**Information shown:**
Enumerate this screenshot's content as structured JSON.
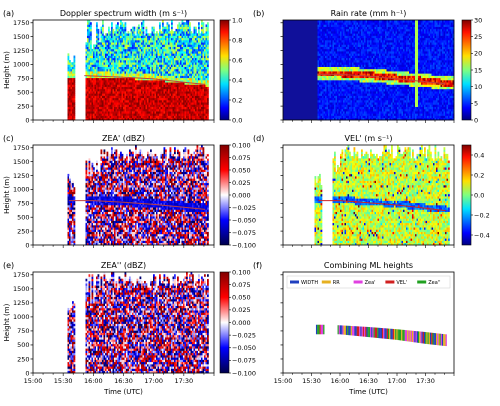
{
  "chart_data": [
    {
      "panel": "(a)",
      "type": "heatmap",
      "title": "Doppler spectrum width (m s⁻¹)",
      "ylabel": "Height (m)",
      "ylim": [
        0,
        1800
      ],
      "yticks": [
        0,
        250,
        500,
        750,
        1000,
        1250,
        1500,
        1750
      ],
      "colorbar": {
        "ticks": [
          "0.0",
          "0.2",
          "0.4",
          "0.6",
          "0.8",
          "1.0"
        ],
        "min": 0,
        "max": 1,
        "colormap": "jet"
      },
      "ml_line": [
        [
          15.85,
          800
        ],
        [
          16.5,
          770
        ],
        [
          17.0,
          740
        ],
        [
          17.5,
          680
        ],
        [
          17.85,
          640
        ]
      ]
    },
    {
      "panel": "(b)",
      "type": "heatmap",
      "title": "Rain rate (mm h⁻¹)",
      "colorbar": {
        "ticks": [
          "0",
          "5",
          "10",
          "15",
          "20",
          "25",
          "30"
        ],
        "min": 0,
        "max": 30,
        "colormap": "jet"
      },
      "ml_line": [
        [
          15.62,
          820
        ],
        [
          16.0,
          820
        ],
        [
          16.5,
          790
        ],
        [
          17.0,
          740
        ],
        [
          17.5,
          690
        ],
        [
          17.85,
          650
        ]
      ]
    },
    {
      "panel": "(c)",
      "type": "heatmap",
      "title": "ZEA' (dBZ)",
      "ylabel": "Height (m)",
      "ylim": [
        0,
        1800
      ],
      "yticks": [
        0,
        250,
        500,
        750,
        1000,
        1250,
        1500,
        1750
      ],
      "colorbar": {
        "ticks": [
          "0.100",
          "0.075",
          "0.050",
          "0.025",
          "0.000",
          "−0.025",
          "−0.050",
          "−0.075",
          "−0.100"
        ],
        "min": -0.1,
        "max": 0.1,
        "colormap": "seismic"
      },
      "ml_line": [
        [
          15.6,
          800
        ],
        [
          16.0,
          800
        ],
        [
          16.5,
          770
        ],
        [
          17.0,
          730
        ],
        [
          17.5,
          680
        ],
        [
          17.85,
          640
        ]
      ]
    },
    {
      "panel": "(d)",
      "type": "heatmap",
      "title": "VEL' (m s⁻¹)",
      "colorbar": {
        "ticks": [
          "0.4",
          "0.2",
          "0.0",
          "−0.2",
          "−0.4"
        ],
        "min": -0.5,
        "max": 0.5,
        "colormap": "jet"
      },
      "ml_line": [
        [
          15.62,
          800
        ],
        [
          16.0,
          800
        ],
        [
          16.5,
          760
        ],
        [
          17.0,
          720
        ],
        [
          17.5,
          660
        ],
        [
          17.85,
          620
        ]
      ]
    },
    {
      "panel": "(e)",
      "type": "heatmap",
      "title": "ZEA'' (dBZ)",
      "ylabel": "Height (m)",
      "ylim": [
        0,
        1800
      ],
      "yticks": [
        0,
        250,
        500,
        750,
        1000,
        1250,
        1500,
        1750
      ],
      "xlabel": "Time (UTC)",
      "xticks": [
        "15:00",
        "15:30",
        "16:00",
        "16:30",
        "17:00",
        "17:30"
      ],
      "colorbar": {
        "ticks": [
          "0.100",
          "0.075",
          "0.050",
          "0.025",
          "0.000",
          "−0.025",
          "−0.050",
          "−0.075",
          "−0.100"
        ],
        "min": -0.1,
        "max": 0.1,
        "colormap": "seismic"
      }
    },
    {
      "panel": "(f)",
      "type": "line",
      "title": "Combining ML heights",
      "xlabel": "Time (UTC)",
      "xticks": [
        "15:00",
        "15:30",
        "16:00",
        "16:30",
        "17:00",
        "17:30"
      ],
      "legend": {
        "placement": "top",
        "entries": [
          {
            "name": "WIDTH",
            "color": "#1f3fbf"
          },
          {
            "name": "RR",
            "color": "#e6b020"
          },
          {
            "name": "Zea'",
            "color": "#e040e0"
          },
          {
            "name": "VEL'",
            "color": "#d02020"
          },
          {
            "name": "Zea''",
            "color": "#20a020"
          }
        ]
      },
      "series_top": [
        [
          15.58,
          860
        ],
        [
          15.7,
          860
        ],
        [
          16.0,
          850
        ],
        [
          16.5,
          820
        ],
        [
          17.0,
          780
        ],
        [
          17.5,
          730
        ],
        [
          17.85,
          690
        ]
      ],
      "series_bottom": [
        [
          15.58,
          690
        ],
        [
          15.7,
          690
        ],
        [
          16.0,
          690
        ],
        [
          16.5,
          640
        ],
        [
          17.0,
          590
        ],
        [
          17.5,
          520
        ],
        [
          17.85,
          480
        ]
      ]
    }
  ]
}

**Instruction:** Reproduce all the records verbatim, excluding images.

**Response to the exercise:**
Enumerate this screenshot's content as structured JSON.
{
  "chart_data": [
    {
      "panel": "(a)",
      "type": "heatmap",
      "title": "Doppler spectrum width (m s⁻¹)",
      "ylabel": "Height (m)",
      "ylim": [
        0,
        1800
      ],
      "yticks": [
        0,
        250,
        500,
        750,
        1000,
        1250,
        1500,
        1750
      ],
      "colorbar": {
        "ticks": [
          "0.0",
          "0.2",
          "0.4",
          "0.6",
          "0.8",
          "1.0"
        ],
        "min": 0,
        "max": 1,
        "colormap": "jet"
      },
      "ml_line": [
        [
          15.85,
          800
        ],
        [
          16.5,
          770
        ],
        [
          17.0,
          740
        ],
        [
          17.5,
          680
        ],
        [
          17.85,
          640
        ]
      ]
    },
    {
      "panel": "(b)",
      "type": "heatmap",
      "title": "Rain rate (mm h⁻¹)",
      "colorbar": {
        "ticks": [
          "0",
          "5",
          "10",
          "15",
          "20",
          "25",
          "30"
        ],
        "min": 0,
        "max": 30,
        "colormap": "jet"
      },
      "ml_line": [
        [
          15.62,
          820
        ],
        [
          16.0,
          820
        ],
        [
          16.5,
          790
        ],
        [
          17.0,
          740
        ],
        [
          17.5,
          690
        ],
        [
          17.85,
          650
        ]
      ]
    },
    {
      "panel": "(c)",
      "type": "heatmap",
      "title": "ZEA' (dBZ)",
      "ylabel": "Height (m)",
      "ylim": [
        0,
        1800
      ],
      "yticks": [
        0,
        250,
        500,
        750,
        1000,
        1250,
        1500,
        1750
      ],
      "colorbar": {
        "ticks": [
          "0.100",
          "0.075",
          "0.050",
          "0.025",
          "0.000",
          "−0.025",
          "−0.050",
          "−0.075",
          "−0.100"
        ],
        "min": -0.1,
        "max": 0.1,
        "colormap": "seismic"
      },
      "ml_line": [
        [
          15.6,
          800
        ],
        [
          16.0,
          800
        ],
        [
          16.5,
          770
        ],
        [
          17.0,
          730
        ],
        [
          17.5,
          680
        ],
        [
          17.85,
          640
        ]
      ]
    },
    {
      "panel": "(d)",
      "type": "heatmap",
      "title": "VEL' (m s⁻¹)",
      "colorbar": {
        "ticks": [
          "0.4",
          "0.2",
          "0.0",
          "−0.2",
          "−0.4"
        ],
        "min": -0.5,
        "max": 0.5,
        "colormap": "jet"
      },
      "ml_line": [
        [
          15.62,
          800
        ],
        [
          16.0,
          800
        ],
        [
          16.5,
          760
        ],
        [
          17.0,
          720
        ],
        [
          17.5,
          660
        ],
        [
          17.85,
          620
        ]
      ]
    },
    {
      "panel": "(e)",
      "type": "heatmap",
      "title": "ZEA'' (dBZ)",
      "ylabel": "Height (m)",
      "ylim": [
        0,
        1800
      ],
      "yticks": [
        0,
        250,
        500,
        750,
        1000,
        1250,
        1500,
        1750
      ],
      "xlabel": "Time (UTC)",
      "xticks": [
        "15:00",
        "15:30",
        "16:00",
        "16:30",
        "17:00",
        "17:30"
      ],
      "colorbar": {
        "ticks": [
          "0.100",
          "0.075",
          "0.050",
          "0.025",
          "0.000",
          "−0.025",
          "−0.050",
          "−0.075",
          "−0.100"
        ],
        "min": -0.1,
        "max": 0.1,
        "colormap": "seismic"
      }
    },
    {
      "panel": "(f)",
      "type": "line",
      "title": "Combining ML heights",
      "xlabel": "Time (UTC)",
      "xticks": [
        "15:00",
        "15:30",
        "16:00",
        "16:30",
        "17:00",
        "17:30"
      ],
      "legend": {
        "placement": "top",
        "entries": [
          {
            "name": "WIDTH",
            "color": "#1f3fbf"
          },
          {
            "name": "RR",
            "color": "#e6b020"
          },
          {
            "name": "Zea'",
            "color": "#e040e0"
          },
          {
            "name": "VEL'",
            "color": "#d02020"
          },
          {
            "name": "Zea''",
            "color": "#20a020"
          }
        ]
      },
      "series_top": [
        [
          15.58,
          860
        ],
        [
          15.7,
          860
        ],
        [
          16.0,
          850
        ],
        [
          16.5,
          820
        ],
        [
          17.0,
          780
        ],
        [
          17.5,
          730
        ],
        [
          17.85,
          690
        ]
      ],
      "series_bottom": [
        [
          15.58,
          690
        ],
        [
          15.7,
          690
        ],
        [
          16.0,
          690
        ],
        [
          16.5,
          640
        ],
        [
          17.0,
          590
        ],
        [
          17.5,
          520
        ],
        [
          17.85,
          480
        ]
      ]
    }
  ]
}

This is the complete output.